**Task brief:**
Count the lines in the records that contain the string "page", with case counting. Reply with only the number.

* begin Input *

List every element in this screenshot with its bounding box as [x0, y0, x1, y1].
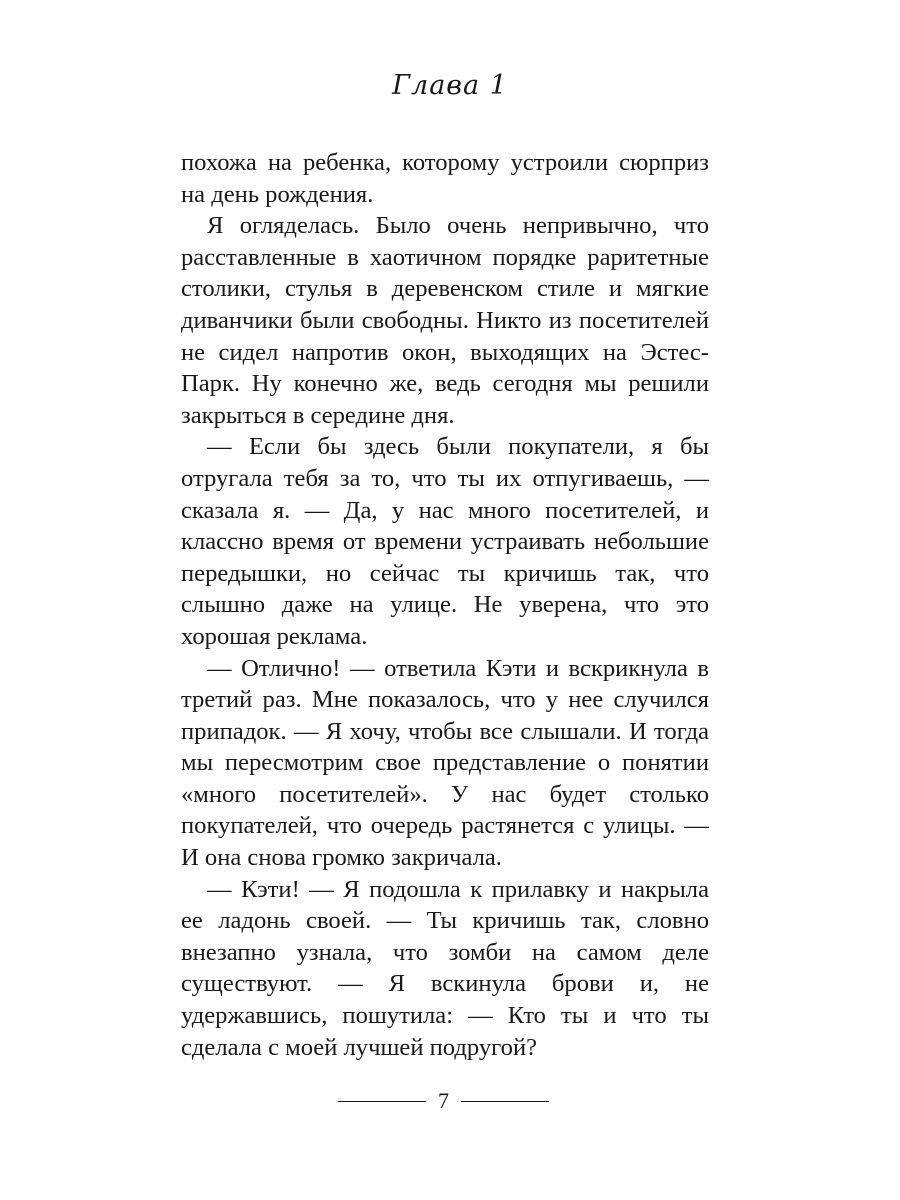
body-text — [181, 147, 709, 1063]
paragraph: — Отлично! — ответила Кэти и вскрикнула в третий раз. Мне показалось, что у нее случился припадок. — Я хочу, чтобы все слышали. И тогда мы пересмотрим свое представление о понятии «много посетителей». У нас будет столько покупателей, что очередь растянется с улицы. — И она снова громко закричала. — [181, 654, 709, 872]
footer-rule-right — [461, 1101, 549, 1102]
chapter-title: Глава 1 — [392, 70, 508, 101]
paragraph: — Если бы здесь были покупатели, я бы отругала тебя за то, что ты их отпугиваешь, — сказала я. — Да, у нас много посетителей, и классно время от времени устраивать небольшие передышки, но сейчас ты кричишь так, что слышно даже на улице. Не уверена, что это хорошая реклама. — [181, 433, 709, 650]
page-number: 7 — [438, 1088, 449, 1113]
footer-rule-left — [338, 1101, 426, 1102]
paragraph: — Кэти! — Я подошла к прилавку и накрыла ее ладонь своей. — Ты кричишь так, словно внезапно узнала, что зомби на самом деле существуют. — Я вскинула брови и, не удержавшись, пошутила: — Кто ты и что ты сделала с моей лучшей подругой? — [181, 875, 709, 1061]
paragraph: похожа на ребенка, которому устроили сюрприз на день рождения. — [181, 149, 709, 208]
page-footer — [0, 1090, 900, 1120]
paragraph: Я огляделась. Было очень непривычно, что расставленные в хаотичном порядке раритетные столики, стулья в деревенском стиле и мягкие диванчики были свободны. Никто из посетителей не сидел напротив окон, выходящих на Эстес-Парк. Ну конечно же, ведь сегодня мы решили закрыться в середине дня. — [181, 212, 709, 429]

* end Input *

**Output:**
2